■ **Task goal**: Extract the lines that hold the string "Peak".

Collected data entries

------------------------------------------------------------

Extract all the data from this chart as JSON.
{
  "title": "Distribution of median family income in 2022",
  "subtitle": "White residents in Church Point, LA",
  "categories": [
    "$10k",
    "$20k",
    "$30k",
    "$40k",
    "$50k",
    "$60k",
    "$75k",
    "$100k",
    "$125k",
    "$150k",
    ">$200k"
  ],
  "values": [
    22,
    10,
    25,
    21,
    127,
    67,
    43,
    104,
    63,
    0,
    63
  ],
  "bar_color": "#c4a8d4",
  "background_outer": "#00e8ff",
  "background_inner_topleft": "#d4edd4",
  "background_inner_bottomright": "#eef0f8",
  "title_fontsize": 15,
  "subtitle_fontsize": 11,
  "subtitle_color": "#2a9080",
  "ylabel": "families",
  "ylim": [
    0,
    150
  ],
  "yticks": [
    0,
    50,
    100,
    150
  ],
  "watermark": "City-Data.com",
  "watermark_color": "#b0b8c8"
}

------------------------------------------------------------

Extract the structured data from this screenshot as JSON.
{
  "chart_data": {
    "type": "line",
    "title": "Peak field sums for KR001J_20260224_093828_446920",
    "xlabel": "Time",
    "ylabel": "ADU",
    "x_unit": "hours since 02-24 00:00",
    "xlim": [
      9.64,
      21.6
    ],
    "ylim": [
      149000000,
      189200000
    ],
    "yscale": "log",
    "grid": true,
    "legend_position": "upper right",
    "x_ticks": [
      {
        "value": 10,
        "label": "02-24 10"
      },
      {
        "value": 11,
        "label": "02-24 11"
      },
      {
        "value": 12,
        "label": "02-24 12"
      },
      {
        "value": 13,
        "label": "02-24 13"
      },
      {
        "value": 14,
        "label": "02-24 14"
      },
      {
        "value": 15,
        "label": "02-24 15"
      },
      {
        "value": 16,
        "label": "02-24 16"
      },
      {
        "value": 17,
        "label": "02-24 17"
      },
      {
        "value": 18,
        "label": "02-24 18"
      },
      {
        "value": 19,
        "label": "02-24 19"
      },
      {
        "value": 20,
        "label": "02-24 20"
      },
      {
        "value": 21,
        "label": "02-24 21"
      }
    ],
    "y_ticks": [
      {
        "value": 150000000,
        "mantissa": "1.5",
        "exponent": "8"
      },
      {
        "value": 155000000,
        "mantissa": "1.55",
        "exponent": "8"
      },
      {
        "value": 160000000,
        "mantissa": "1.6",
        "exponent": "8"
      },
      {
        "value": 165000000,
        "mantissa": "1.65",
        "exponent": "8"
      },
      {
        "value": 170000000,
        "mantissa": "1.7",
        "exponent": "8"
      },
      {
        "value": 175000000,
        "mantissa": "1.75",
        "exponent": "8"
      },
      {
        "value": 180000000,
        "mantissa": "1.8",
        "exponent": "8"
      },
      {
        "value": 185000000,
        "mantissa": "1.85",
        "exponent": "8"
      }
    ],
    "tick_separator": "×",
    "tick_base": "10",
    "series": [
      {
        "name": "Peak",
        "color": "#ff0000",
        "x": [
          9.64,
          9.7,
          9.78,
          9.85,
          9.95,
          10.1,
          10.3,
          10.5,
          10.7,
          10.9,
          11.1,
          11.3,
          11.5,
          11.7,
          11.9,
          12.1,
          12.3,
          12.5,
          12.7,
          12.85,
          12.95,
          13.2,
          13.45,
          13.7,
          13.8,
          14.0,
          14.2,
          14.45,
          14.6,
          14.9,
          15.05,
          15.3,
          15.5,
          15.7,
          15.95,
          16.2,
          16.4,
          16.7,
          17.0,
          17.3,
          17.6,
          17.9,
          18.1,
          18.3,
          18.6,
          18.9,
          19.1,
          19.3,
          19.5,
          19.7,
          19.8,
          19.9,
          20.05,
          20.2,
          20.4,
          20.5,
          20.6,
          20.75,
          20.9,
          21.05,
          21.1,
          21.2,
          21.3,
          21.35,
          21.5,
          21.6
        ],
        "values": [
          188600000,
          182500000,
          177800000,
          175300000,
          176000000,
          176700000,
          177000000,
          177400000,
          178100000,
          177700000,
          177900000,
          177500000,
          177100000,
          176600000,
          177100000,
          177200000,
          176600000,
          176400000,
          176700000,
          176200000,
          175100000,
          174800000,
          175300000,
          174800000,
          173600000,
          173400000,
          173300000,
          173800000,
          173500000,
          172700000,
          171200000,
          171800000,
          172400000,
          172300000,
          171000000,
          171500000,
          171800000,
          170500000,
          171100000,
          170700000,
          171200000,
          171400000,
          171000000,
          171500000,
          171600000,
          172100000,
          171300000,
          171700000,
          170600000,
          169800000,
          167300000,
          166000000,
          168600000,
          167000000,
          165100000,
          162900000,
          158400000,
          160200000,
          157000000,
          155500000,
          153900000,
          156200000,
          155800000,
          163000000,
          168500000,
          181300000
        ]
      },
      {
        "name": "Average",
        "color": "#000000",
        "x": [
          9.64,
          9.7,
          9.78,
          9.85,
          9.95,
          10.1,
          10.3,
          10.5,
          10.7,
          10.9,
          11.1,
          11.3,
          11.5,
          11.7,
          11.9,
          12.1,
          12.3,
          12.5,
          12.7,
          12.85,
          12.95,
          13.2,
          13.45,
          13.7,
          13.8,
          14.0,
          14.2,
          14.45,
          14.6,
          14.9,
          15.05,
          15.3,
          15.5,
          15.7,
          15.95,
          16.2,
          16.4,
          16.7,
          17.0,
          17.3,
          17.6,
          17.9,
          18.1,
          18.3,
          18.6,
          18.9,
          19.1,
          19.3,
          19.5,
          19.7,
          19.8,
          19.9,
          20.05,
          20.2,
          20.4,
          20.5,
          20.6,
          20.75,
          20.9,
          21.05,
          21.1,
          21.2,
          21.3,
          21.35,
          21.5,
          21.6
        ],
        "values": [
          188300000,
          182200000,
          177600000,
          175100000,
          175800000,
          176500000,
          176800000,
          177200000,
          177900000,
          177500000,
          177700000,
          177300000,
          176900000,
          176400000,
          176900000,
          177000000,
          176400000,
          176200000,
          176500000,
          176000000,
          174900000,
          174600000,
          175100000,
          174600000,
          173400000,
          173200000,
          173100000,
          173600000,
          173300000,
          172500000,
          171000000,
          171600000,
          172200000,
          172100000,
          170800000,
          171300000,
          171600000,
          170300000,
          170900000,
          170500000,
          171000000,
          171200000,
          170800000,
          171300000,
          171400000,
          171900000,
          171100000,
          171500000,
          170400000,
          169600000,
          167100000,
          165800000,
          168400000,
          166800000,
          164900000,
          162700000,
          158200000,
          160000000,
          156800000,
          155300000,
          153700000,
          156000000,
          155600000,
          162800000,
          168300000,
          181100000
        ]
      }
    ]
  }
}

------------------------------------------------------------

■ **Result below**:
    "title": "Peak field sums for KR001J_20260224_093828_446920",
        "name": "Peak",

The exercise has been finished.